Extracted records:
================
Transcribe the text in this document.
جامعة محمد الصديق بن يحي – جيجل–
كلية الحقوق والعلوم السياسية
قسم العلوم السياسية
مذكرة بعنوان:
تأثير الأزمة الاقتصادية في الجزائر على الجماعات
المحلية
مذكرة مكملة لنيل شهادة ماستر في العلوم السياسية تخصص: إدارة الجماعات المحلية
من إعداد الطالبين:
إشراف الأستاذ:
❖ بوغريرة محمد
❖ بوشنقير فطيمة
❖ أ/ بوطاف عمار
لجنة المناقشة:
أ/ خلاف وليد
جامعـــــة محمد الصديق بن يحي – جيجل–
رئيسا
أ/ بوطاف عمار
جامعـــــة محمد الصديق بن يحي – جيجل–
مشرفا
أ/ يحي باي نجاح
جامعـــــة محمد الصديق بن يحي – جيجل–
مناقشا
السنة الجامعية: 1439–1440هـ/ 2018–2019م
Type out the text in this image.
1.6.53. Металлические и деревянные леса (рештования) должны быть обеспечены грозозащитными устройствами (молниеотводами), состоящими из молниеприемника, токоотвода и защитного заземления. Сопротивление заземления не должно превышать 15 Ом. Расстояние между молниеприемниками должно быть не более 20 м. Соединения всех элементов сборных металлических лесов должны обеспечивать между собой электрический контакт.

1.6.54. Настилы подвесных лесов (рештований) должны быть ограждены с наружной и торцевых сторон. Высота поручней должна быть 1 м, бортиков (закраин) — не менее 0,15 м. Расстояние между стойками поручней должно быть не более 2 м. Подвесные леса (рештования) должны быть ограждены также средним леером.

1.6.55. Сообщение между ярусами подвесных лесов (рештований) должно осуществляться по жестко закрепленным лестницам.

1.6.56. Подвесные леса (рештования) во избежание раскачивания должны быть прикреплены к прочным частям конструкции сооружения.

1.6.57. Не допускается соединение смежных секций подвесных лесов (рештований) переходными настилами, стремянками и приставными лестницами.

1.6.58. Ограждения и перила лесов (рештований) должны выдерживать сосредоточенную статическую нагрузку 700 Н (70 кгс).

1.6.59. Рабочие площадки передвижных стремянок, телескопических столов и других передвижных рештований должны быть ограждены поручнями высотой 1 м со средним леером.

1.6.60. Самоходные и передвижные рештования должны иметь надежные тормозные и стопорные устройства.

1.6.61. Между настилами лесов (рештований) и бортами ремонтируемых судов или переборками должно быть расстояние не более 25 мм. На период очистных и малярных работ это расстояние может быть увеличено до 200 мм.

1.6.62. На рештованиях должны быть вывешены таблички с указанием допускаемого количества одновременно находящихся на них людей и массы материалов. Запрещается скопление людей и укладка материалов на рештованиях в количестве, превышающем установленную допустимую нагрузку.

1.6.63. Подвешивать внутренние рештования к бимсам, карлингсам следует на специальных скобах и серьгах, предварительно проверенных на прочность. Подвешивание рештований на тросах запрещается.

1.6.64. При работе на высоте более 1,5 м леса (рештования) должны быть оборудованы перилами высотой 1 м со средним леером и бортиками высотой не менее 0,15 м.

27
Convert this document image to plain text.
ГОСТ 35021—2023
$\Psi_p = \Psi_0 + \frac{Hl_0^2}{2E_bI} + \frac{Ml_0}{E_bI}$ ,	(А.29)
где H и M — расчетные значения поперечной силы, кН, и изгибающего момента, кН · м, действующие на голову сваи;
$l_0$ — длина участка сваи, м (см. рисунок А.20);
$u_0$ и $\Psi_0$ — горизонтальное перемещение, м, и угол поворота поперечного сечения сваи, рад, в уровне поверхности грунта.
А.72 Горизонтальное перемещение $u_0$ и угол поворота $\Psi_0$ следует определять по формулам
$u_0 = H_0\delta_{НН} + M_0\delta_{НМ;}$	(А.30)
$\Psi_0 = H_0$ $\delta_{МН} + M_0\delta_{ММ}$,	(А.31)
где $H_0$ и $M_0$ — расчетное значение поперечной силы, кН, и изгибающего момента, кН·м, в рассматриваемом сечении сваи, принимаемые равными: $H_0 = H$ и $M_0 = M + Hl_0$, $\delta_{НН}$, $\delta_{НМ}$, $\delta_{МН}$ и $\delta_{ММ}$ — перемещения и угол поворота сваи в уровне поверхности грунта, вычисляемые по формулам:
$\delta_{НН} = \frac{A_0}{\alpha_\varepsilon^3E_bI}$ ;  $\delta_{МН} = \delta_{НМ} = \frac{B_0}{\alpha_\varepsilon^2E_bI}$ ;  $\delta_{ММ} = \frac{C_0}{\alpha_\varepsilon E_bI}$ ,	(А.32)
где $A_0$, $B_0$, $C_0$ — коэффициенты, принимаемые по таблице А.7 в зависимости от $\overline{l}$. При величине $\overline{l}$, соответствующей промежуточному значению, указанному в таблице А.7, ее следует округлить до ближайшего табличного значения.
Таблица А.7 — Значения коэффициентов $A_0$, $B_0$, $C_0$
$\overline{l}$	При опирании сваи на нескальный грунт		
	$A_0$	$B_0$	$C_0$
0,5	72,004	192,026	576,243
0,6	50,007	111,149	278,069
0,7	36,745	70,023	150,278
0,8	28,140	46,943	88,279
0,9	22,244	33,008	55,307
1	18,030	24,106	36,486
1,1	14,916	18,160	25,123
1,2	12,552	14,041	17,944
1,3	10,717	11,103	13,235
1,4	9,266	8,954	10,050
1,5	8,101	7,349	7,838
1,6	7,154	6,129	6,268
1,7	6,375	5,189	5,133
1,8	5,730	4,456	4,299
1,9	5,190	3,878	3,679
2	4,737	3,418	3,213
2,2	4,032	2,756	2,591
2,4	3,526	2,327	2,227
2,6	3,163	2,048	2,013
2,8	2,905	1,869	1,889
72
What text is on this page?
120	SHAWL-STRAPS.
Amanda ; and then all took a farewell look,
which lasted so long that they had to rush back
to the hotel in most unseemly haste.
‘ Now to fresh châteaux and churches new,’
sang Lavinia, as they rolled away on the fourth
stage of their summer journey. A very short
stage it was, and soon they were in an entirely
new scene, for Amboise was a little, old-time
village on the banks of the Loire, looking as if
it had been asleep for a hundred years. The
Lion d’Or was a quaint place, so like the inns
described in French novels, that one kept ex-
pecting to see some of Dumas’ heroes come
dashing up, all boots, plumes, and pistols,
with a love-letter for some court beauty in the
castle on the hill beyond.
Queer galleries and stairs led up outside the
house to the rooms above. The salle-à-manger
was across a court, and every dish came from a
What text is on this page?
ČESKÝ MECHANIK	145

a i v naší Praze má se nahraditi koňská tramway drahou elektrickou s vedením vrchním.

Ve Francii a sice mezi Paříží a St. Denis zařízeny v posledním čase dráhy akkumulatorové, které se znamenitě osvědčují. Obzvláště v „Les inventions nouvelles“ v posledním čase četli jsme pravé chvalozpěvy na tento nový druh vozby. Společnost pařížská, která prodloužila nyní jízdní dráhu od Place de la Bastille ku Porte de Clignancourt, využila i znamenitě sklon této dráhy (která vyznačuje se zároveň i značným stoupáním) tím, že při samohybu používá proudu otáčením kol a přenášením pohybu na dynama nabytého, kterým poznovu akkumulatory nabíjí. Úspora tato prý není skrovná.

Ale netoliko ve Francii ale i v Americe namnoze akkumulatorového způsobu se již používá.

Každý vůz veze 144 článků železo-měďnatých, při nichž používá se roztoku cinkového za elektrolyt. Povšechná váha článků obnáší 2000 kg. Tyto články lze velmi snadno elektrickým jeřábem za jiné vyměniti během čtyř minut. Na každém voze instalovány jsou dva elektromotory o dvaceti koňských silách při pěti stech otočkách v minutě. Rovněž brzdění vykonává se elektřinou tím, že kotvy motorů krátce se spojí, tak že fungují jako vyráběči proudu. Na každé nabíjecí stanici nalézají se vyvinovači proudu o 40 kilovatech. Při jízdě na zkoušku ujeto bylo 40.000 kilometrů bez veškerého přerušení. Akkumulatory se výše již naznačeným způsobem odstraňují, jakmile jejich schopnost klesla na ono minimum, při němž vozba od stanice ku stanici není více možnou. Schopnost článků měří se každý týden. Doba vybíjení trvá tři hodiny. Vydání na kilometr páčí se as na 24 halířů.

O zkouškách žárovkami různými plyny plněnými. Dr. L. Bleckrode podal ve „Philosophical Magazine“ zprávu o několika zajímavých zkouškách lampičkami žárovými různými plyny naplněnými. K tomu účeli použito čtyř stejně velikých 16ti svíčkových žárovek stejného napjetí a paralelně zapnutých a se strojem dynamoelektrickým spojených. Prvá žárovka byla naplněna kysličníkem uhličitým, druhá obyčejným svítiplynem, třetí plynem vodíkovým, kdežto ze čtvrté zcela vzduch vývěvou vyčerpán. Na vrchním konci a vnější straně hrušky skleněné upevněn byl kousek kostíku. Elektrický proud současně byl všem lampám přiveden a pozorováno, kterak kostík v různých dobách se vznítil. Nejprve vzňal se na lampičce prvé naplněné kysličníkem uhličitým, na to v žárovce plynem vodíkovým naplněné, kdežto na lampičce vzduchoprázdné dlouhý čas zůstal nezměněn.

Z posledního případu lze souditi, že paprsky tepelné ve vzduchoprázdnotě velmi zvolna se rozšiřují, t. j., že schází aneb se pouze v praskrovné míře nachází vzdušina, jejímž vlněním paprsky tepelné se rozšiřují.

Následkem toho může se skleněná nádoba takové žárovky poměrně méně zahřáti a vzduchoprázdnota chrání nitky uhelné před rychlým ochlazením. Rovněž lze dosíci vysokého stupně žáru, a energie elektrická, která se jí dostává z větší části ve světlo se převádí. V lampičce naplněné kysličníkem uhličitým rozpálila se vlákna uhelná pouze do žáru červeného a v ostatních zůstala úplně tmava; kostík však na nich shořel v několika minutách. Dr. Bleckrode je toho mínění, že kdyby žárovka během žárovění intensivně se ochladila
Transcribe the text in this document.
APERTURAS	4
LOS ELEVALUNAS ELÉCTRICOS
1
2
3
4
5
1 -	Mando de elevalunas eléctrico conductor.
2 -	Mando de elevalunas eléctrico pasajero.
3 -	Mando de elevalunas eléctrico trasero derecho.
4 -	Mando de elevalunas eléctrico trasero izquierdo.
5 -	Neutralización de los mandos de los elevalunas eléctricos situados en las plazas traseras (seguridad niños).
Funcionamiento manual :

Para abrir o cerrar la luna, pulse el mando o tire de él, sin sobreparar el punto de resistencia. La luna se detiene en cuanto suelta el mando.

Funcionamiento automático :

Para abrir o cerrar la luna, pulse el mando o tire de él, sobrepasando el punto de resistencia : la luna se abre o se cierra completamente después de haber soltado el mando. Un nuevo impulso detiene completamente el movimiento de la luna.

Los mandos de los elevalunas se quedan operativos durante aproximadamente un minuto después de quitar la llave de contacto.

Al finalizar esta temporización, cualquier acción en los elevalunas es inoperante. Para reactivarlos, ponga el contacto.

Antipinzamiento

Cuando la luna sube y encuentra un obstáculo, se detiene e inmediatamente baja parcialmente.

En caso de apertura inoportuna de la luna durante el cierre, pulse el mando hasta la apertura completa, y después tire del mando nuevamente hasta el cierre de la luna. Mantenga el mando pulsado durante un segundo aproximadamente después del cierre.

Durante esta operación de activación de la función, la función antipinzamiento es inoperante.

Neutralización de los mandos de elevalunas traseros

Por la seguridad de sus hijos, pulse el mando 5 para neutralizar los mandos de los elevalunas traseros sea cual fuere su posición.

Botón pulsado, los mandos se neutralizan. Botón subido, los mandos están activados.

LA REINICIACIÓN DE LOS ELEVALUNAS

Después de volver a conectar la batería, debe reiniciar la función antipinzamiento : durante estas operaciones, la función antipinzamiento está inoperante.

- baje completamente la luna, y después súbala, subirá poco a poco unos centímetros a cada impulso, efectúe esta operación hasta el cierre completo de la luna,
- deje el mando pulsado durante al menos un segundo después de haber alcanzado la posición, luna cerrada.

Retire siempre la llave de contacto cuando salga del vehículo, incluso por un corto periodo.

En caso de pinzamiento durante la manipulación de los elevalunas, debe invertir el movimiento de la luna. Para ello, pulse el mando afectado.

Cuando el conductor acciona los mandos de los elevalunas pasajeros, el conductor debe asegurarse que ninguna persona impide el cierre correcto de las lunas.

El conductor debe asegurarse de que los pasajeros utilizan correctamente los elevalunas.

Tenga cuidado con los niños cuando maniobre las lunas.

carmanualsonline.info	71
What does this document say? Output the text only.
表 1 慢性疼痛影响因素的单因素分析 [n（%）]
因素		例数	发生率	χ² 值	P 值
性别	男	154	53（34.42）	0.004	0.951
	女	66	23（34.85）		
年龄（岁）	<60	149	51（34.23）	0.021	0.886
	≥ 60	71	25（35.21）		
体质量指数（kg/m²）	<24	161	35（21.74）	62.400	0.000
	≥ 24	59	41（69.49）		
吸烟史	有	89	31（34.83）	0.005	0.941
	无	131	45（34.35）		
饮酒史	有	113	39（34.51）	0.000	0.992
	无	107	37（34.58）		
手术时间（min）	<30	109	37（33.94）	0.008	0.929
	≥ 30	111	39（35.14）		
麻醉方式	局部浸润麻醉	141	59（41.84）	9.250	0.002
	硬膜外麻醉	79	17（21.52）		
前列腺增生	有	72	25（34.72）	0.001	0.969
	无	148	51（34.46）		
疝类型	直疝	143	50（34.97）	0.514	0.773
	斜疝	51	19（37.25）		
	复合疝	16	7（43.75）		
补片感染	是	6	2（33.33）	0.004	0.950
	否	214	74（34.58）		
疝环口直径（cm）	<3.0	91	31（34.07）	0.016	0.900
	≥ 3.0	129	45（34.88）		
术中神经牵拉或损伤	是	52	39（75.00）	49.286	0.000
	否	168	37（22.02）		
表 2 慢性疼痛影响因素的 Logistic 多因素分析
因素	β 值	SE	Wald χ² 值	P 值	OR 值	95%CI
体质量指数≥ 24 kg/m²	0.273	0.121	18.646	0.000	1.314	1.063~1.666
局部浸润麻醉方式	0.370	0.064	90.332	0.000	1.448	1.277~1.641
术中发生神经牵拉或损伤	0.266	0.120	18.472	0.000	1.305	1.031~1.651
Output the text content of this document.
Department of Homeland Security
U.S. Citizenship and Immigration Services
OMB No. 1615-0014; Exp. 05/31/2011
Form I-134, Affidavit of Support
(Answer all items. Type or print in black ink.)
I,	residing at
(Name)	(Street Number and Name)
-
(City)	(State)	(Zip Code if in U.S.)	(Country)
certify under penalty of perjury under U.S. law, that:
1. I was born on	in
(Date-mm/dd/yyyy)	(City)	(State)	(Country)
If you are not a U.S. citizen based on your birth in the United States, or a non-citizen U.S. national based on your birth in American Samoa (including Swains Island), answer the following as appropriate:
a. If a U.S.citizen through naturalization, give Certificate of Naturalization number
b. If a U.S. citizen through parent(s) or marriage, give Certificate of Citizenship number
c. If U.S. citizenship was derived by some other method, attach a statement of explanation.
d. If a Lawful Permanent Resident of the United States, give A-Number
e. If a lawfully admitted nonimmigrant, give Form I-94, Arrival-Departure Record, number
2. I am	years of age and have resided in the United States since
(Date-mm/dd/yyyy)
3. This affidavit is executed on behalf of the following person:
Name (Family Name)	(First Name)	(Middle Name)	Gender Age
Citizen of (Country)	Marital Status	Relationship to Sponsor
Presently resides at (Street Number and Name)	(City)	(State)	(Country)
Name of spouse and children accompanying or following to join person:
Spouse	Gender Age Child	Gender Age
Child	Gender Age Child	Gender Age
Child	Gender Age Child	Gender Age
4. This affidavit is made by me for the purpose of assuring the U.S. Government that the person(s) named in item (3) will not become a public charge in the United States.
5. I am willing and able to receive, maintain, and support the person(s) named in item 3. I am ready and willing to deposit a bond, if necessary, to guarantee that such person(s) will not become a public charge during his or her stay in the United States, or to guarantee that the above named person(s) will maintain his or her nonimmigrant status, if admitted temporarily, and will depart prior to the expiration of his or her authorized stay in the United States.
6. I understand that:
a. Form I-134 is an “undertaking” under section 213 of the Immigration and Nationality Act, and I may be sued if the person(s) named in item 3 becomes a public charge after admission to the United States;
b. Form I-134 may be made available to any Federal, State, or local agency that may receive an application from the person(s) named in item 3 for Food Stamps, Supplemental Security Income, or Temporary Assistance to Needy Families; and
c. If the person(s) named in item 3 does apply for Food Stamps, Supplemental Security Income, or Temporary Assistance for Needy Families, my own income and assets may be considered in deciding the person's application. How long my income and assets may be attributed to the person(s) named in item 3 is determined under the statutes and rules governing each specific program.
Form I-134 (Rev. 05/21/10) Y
================
WHAT IS REQUIRED
Report how many lines of the entries hold the string "поверхности". Provide the number alone.

RESULT OF THIS TASK
2